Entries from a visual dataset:
-- START --

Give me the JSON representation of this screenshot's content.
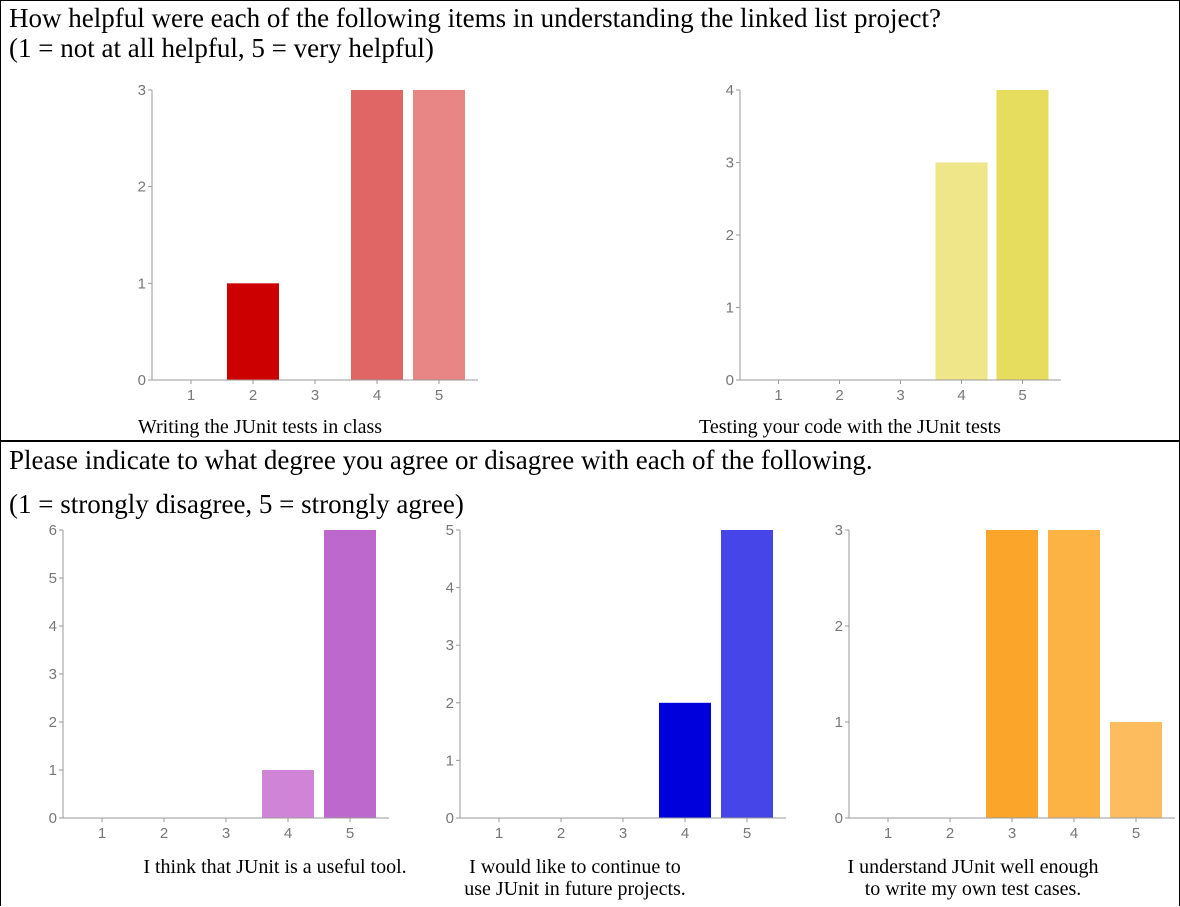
{
  "section1": {
    "question": "How helpful were each of the following items in understanding the linked list project?",
    "scale": "(1 = not at all helpful, 5 = very helpful)"
  },
  "section2": {
    "question": "Please indicate to what degree you agree or disagree with each of the following.",
    "scale": "(1 = strongly disagree, 5 = strongly agree)"
  },
  "chart_data": [
    {
      "type": "bar",
      "categories": [
        "1",
        "2",
        "3",
        "4",
        "5"
      ],
      "values": [
        0,
        1,
        0,
        3,
        3
      ],
      "ylim": [
        0,
        3
      ],
      "yticks": [
        0,
        1,
        2,
        3
      ],
      "colors": [
        "#e06a6a",
        "#cc0000",
        "#e06a6a",
        "#e06666",
        "#e88585"
      ],
      "xlabel": "Writing the JUnit tests in class",
      "grid": false
    },
    {
      "type": "bar",
      "categories": [
        "1",
        "2",
        "3",
        "4",
        "5"
      ],
      "values": [
        0,
        0,
        0,
        3,
        4
      ],
      "ylim": [
        0,
        4
      ],
      "yticks": [
        0,
        1,
        2,
        3,
        4
      ],
      "colors": [
        "#ece27f",
        "#ece27f",
        "#ece27f",
        "#efe68a",
        "#e6dc5e"
      ],
      "xlabel": "Testing your code with the JUnit tests",
      "grid": false
    },
    {
      "type": "bar",
      "categories": [
        "1",
        "2",
        "3",
        "4",
        "5"
      ],
      "values": [
        0,
        0,
        0,
        1,
        6
      ],
      "ylim": [
        0,
        6
      ],
      "yticks": [
        0,
        1,
        2,
        3,
        4,
        5,
        6
      ],
      "colors": [
        "#c26ccf",
        "#c26ccf",
        "#c26ccf",
        "#cf84d8",
        "#bd68cc"
      ],
      "xlabel": "I think that JUnit is a useful tool.",
      "grid": false
    },
    {
      "type": "bar",
      "categories": [
        "1",
        "2",
        "3",
        "4",
        "5"
      ],
      "values": [
        0,
        0,
        0,
        2,
        5
      ],
      "ylim": [
        0,
        5
      ],
      "yticks": [
        0,
        1,
        2,
        3,
        4,
        5
      ],
      "colors": [
        "#4444e6",
        "#4444e6",
        "#4444e6",
        "#0000dd",
        "#4545e8"
      ],
      "xlabel": "I would like to continue to use JUnit in future projects.",
      "grid": false
    },
    {
      "type": "bar",
      "categories": [
        "1",
        "2",
        "3",
        "4",
        "5"
      ],
      "values": [
        0,
        0,
        3,
        3,
        1
      ],
      "ylim": [
        0,
        3
      ],
      "yticks": [
        0,
        1,
        2,
        3
      ],
      "colors": [
        "#fba52a",
        "#fba52a",
        "#fba52a",
        "#fdb244",
        "#fdbd5f"
      ],
      "xlabel": "I understand JUnit well enough to write my own test cases.",
      "grid": false
    }
  ]
}
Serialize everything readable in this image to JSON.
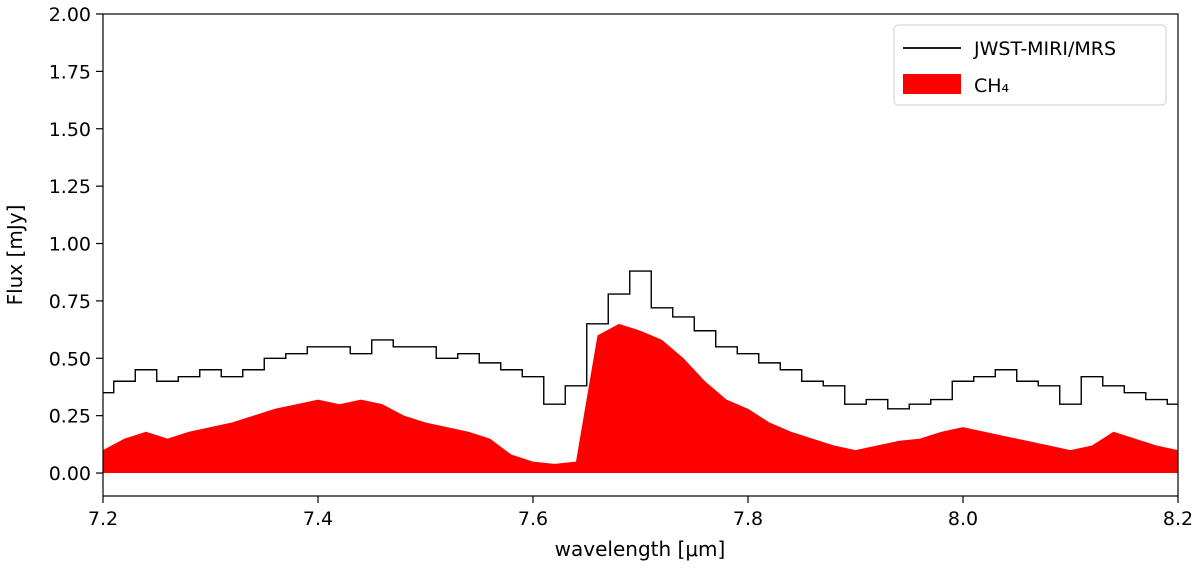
{
  "chart_data": {
    "type": "line",
    "xlabel": "wavelength [μm]",
    "ylabel": "Flux [mJy]",
    "xlim": [
      7.2,
      8.2
    ],
    "ylim": [
      -0.1,
      2.0
    ],
    "xticks": [
      "7.2",
      "7.4",
      "7.6",
      "7.8",
      "8.0",
      "8.2"
    ],
    "yticks": [
      "0.00",
      "0.25",
      "0.50",
      "0.75",
      "1.00",
      "1.25",
      "1.50",
      "1.75",
      "2.00"
    ],
    "grid": false,
    "legend_position": "top-right",
    "colors": {
      "observed": "#000000",
      "model": "#ff0000"
    },
    "series": [
      {
        "name": "JWST-MIRI/MRS",
        "style": "step-line",
        "x": [
          7.2,
          7.22,
          7.24,
          7.26,
          7.28,
          7.3,
          7.32,
          7.34,
          7.36,
          7.38,
          7.4,
          7.42,
          7.44,
          7.46,
          7.48,
          7.5,
          7.52,
          7.54,
          7.56,
          7.58,
          7.6,
          7.62,
          7.64,
          7.66,
          7.68,
          7.7,
          7.72,
          7.74,
          7.76,
          7.78,
          7.8,
          7.82,
          7.84,
          7.86,
          7.88,
          7.9,
          7.92,
          7.94,
          7.96,
          7.98,
          8.0,
          8.02,
          8.04,
          8.06,
          8.08,
          8.1,
          8.12,
          8.14,
          8.16,
          8.18,
          8.2
        ],
        "y": [
          0.35,
          0.4,
          0.45,
          0.4,
          0.42,
          0.45,
          0.42,
          0.45,
          0.5,
          0.52,
          0.55,
          0.55,
          0.52,
          0.58,
          0.55,
          0.55,
          0.5,
          0.52,
          0.48,
          0.45,
          0.42,
          0.3,
          0.38,
          0.65,
          0.78,
          0.88,
          0.72,
          0.68,
          0.62,
          0.55,
          0.52,
          0.48,
          0.45,
          0.4,
          0.38,
          0.3,
          0.32,
          0.28,
          0.3,
          0.32,
          0.4,
          0.42,
          0.45,
          0.4,
          0.38,
          0.3,
          0.42,
          0.38,
          0.35,
          0.32,
          0.3
        ]
      },
      {
        "name": "CH₄",
        "style": "filled-area",
        "x": [
          7.2,
          7.22,
          7.24,
          7.26,
          7.28,
          7.3,
          7.32,
          7.34,
          7.36,
          7.38,
          7.4,
          7.42,
          7.44,
          7.46,
          7.48,
          7.5,
          7.52,
          7.54,
          7.56,
          7.58,
          7.6,
          7.62,
          7.64,
          7.66,
          7.68,
          7.7,
          7.72,
          7.74,
          7.76,
          7.78,
          7.8,
          7.82,
          7.84,
          7.86,
          7.88,
          7.9,
          7.92,
          7.94,
          7.96,
          7.98,
          8.0,
          8.02,
          8.04,
          8.06,
          8.08,
          8.1,
          8.12,
          8.14,
          8.16,
          8.18,
          8.2
        ],
        "y": [
          0.1,
          0.15,
          0.18,
          0.15,
          0.18,
          0.2,
          0.22,
          0.25,
          0.28,
          0.3,
          0.32,
          0.3,
          0.32,
          0.3,
          0.25,
          0.22,
          0.2,
          0.18,
          0.15,
          0.08,
          0.05,
          0.04,
          0.05,
          0.6,
          0.65,
          0.62,
          0.58,
          0.5,
          0.4,
          0.32,
          0.28,
          0.22,
          0.18,
          0.15,
          0.12,
          0.1,
          0.12,
          0.14,
          0.15,
          0.18,
          0.2,
          0.18,
          0.16,
          0.14,
          0.12,
          0.1,
          0.12,
          0.18,
          0.15,
          0.12,
          0.1
        ]
      }
    ]
  }
}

-- END --

Given request
The records above are to be quoted exactly, with all pictures left out.

Answer to the task
Give me the JSON representation of this screenshot's content.
{
  "section1": {
    "question": "How helpful were each of the following items in understanding the linked list project?",
    "scale": "(1 = not at all helpful, 5 = very helpful)"
  },
  "section2": {
    "question": "Please indicate to what degree you agree or disagree with each of the following.",
    "scale": "(1 = strongly disagree, 5 = strongly agree)"
  },
  "chart_data": [
    {
      "type": "bar",
      "categories": [
        "1",
        "2",
        "3",
        "4",
        "5"
      ],
      "values": [
        0,
        1,
        0,
        3,
        3
      ],
      "ylim": [
        0,
        3
      ],
      "yticks": [
        0,
        1,
        2,
        3
      ],
      "colors": [
        "#e06a6a",
        "#cc0000",
        "#e06a6a",
        "#e06666",
        "#e88585"
      ],
      "xlabel": "Writing the JUnit tests in class",
      "grid": false
    },
    {
      "type": "bar",
      "categories": [
        "1",
        "2",
        "3",
        "4",
        "5"
      ],
      "values": [
        0,
        0,
        0,
        3,
        4
      ],
      "ylim": [
        0,
        4
      ],
      "yticks": [
        0,
        1,
        2,
        3,
        4
      ],
      "colors": [
        "#ece27f",
        "#ece27f",
        "#ece27f",
        "#efe68a",
        "#e6dc5e"
      ],
      "xlabel": "Testing your code with the JUnit tests",
      "grid": false
    },
    {
      "type": "bar",
      "categories": [
        "1",
        "2",
        "3",
        "4",
        "5"
      ],
      "values": [
        0,
        0,
        0,
        1,
        6
      ],
      "ylim": [
        0,
        6
      ],
      "yticks": [
        0,
        1,
        2,
        3,
        4,
        5,
        6
      ],
      "colors": [
        "#c26ccf",
        "#c26ccf",
        "#c26ccf",
        "#cf84d8",
        "#bd68cc"
      ],
      "xlabel": "I think that JUnit is a useful tool.",
      "grid": false
    },
    {
      "type": "bar",
      "categories": [
        "1",
        "2",
        "3",
        "4",
        "5"
      ],
      "values": [
        0,
        0,
        0,
        2,
        5
      ],
      "ylim": [
        0,
        5
      ],
      "yticks": [
        0,
        1,
        2,
        3,
        4,
        5
      ],
      "colors": [
        "#4444e6",
        "#4444e6",
        "#4444e6",
        "#0000dd",
        "#4545e8"
      ],
      "xlabel": "I would like to continue to use JUnit in future projects.",
      "grid": false
    },
    {
      "type": "bar",
      "categories": [
        "1",
        "2",
        "3",
        "4",
        "5"
      ],
      "values": [
        0,
        0,
        3,
        3,
        1
      ],
      "ylim": [
        0,
        3
      ],
      "yticks": [
        0,
        1,
        2,
        3
      ],
      "colors": [
        "#fba52a",
        "#fba52a",
        "#fba52a",
        "#fdb244",
        "#fdbd5f"
      ],
      "xlabel": "I understand JUnit well enough to write my own test cases.",
      "grid": false
    }
  ]
}
Serialize everything readable in this image to JSON.
{
  "chart_data": {
    "type": "line",
    "xlabel": "wavelength [μm]",
    "ylabel": "Flux [mJy]",
    "xlim": [
      7.2,
      8.2
    ],
    "ylim": [
      -0.1,
      2.0
    ],
    "xticks": [
      "7.2",
      "7.4",
      "7.6",
      "7.8",
      "8.0",
      "8.2"
    ],
    "yticks": [
      "0.00",
      "0.25",
      "0.50",
      "0.75",
      "1.00",
      "1.25",
      "1.50",
      "1.75",
      "2.00"
    ],
    "grid": false,
    "legend_position": "top-right",
    "colors": {
      "observed": "#000000",
      "model": "#ff0000"
    },
    "series": [
      {
        "name": "JWST-MIRI/MRS",
        "style": "step-line",
        "x": [
          7.2,
          7.22,
          7.24,
          7.26,
          7.28,
          7.3,
          7.32,
          7.34,
          7.36,
          7.38,
          7.4,
          7.42,
          7.44,
          7.46,
          7.48,
          7.5,
          7.52,
          7.54,
          7.56,
          7.58,
          7.6,
          7.62,
          7.64,
          7.66,
          7.68,
          7.7,
          7.72,
          7.74,
          7.76,
          7.78,
          7.8,
          7.82,
          7.84,
          7.86,
          7.88,
          7.9,
          7.92,
          7.94,
          7.96,
          7.98,
          8.0,
          8.02,
          8.04,
          8.06,
          8.08,
          8.1,
          8.12,
          8.14,
          8.16,
          8.18,
          8.2
        ],
        "y": [
          0.35,
          0.4,
          0.45,
          0.4,
          0.42,
          0.45,
          0.42,
          0.45,
          0.5,
          0.52,
          0.55,
          0.55,
          0.52,
          0.58,
          0.55,
          0.55,
          0.5,
          0.52,
          0.48,
          0.45,
          0.42,
          0.3,
          0.38,
          0.65,
          0.78,
          0.88,
          0.72,
          0.68,
          0.62,
          0.55,
          0.52,
          0.48,
          0.45,
          0.4,
          0.38,
          0.3,
          0.32,
          0.28,
          0.3,
          0.32,
          0.4,
          0.42,
          0.45,
          0.4,
          0.38,
          0.3,
          0.42,
          0.38,
          0.35,
          0.32,
          0.3
        ]
      },
      {
        "name": "CH₄",
        "style": "filled-area",
        "x": [
          7.2,
          7.22,
          7.24,
          7.26,
          7.28,
          7.3,
          7.32,
          7.34,
          7.36,
          7.38,
          7.4,
          7.42,
          7.44,
          7.46,
          7.48,
          7.5,
          7.52,
          7.54,
          7.56,
          7.58,
          7.6,
          7.62,
          7.64,
          7.66,
          7.68,
          7.7,
          7.72,
          7.74,
          7.76,
          7.78,
          7.8,
          7.82,
          7.84,
          7.86,
          7.88,
          7.9,
          7.92,
          7.94,
          7.96,
          7.98,
          8.0,
          8.02,
          8.04,
          8.06,
          8.08,
          8.1,
          8.12,
          8.14,
          8.16,
          8.18,
          8.2
        ],
        "y": [
          0.1,
          0.15,
          0.18,
          0.15,
          0.18,
          0.2,
          0.22,
          0.25,
          0.28,
          0.3,
          0.32,
          0.3,
          0.32,
          0.3,
          0.25,
          0.22,
          0.2,
          0.18,
          0.15,
          0.08,
          0.05,
          0.04,
          0.05,
          0.6,
          0.65,
          0.62,
          0.58,
          0.5,
          0.4,
          0.32,
          0.28,
          0.22,
          0.18,
          0.15,
          0.12,
          0.1,
          0.12,
          0.14,
          0.15,
          0.18,
          0.2,
          0.18,
          0.16,
          0.14,
          0.12,
          0.1,
          0.12,
          0.18,
          0.15,
          0.12,
          0.1
        ]
      }
    ]
  }
}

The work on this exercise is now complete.